Your instructions: Read the records below. Copy each line where the string "şekilde" occurs.

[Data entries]
%%

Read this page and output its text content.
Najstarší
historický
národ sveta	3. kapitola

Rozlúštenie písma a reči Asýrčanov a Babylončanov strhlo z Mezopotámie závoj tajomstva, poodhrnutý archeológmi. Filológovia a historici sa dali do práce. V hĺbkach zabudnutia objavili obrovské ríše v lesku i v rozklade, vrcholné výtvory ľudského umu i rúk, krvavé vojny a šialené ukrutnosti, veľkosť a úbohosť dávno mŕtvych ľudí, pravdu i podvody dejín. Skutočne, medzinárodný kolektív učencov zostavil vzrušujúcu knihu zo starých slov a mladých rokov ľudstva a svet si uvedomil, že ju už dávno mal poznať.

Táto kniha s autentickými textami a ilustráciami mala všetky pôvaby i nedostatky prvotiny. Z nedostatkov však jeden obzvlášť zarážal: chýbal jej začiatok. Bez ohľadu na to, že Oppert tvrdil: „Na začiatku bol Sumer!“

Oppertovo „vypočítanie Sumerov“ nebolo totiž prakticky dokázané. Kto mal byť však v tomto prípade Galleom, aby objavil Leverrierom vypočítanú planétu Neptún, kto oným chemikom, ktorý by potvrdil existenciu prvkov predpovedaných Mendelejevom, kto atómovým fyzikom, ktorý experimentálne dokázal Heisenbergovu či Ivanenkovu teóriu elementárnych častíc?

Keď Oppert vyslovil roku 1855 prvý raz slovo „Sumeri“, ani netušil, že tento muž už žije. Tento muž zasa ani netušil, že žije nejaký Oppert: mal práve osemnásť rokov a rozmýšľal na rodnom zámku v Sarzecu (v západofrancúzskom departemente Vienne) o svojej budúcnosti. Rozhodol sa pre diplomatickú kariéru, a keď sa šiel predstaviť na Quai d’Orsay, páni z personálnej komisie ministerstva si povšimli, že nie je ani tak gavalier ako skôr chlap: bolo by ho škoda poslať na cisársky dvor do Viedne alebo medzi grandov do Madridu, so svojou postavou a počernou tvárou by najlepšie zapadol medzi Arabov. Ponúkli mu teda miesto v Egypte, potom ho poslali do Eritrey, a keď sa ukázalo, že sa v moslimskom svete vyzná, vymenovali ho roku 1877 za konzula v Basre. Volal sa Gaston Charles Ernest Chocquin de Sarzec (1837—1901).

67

%%
%%

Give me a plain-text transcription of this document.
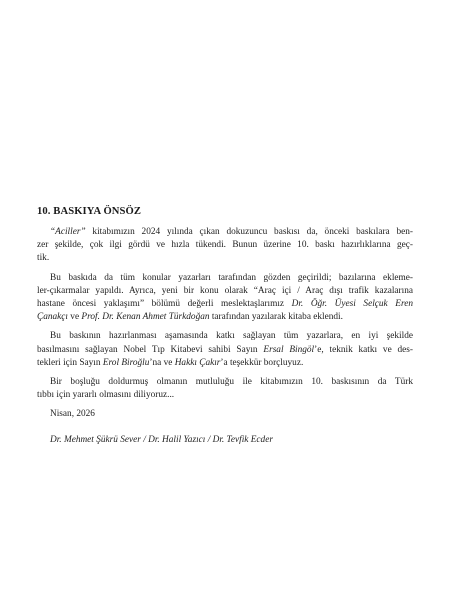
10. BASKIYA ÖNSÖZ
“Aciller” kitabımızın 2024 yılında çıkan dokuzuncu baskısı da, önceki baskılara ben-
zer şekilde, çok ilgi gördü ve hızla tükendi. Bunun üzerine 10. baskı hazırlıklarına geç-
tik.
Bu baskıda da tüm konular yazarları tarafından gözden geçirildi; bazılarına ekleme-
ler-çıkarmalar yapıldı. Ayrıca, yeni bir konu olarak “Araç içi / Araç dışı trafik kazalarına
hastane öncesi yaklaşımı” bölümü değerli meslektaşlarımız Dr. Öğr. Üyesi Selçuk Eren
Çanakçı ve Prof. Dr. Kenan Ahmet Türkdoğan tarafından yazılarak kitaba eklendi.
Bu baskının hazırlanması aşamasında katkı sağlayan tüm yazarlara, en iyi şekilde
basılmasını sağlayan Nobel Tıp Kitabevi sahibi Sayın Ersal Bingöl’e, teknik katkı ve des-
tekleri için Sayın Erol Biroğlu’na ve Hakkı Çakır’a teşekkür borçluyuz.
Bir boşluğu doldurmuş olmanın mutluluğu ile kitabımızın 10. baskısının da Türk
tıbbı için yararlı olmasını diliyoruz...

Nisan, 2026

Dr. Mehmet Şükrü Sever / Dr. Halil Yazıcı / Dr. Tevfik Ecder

%%
%%

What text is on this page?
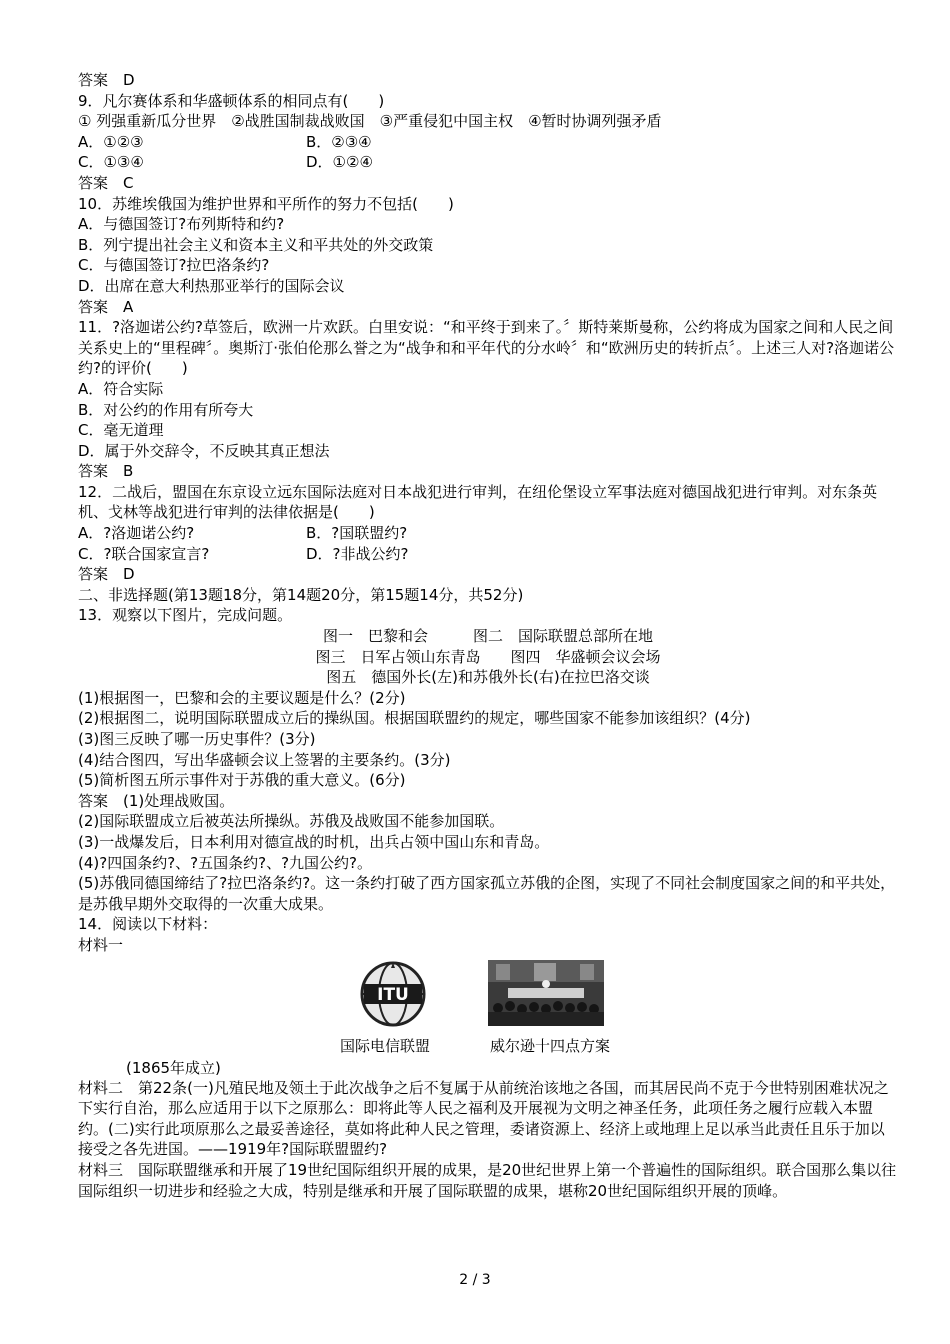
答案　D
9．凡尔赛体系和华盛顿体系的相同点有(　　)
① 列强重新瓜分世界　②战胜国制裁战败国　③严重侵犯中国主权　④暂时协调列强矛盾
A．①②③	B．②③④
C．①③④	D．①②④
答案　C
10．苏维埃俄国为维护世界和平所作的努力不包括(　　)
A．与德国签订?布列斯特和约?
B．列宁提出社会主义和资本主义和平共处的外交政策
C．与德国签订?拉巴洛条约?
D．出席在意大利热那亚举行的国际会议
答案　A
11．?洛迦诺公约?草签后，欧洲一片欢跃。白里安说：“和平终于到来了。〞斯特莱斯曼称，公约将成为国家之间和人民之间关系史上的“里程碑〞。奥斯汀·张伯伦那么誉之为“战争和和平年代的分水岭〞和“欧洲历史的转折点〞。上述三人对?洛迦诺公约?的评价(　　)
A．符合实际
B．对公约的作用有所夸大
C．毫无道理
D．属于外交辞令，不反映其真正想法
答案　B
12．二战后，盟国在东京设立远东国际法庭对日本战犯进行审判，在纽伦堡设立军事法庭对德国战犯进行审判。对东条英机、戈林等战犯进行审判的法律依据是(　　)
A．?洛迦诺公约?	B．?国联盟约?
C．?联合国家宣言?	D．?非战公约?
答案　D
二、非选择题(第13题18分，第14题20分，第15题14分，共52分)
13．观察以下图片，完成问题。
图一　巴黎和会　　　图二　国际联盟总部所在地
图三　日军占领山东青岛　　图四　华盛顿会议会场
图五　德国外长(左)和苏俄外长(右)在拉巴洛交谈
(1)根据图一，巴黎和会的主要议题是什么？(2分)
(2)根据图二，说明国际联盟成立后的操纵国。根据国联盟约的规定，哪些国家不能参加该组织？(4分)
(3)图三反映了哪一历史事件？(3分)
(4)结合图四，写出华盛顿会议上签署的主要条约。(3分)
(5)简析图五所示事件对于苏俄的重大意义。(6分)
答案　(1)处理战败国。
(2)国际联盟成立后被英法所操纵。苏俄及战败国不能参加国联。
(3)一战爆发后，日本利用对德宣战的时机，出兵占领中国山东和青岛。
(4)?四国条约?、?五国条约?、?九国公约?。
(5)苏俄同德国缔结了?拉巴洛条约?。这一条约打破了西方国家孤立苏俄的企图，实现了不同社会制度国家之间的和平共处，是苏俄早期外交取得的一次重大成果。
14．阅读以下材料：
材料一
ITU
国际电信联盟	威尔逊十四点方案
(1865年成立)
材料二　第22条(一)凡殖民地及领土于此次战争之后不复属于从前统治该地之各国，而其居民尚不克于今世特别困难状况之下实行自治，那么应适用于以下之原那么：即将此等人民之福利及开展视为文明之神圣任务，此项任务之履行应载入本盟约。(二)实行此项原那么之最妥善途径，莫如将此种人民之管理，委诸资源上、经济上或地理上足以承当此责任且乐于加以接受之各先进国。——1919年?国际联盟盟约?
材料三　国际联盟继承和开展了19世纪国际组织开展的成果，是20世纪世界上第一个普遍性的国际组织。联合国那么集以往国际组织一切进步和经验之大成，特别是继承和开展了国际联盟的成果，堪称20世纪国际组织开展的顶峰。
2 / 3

%%

Answer to this problem:
zer şekilde, çok ilgi gördü ve hızla tükendi. Bunun üzerine 10. baskı hazırlıklarına geç-
Bu baskının hazırlanması aşamasında katkı sağlayan tüm yazarlara, en iyi şekilde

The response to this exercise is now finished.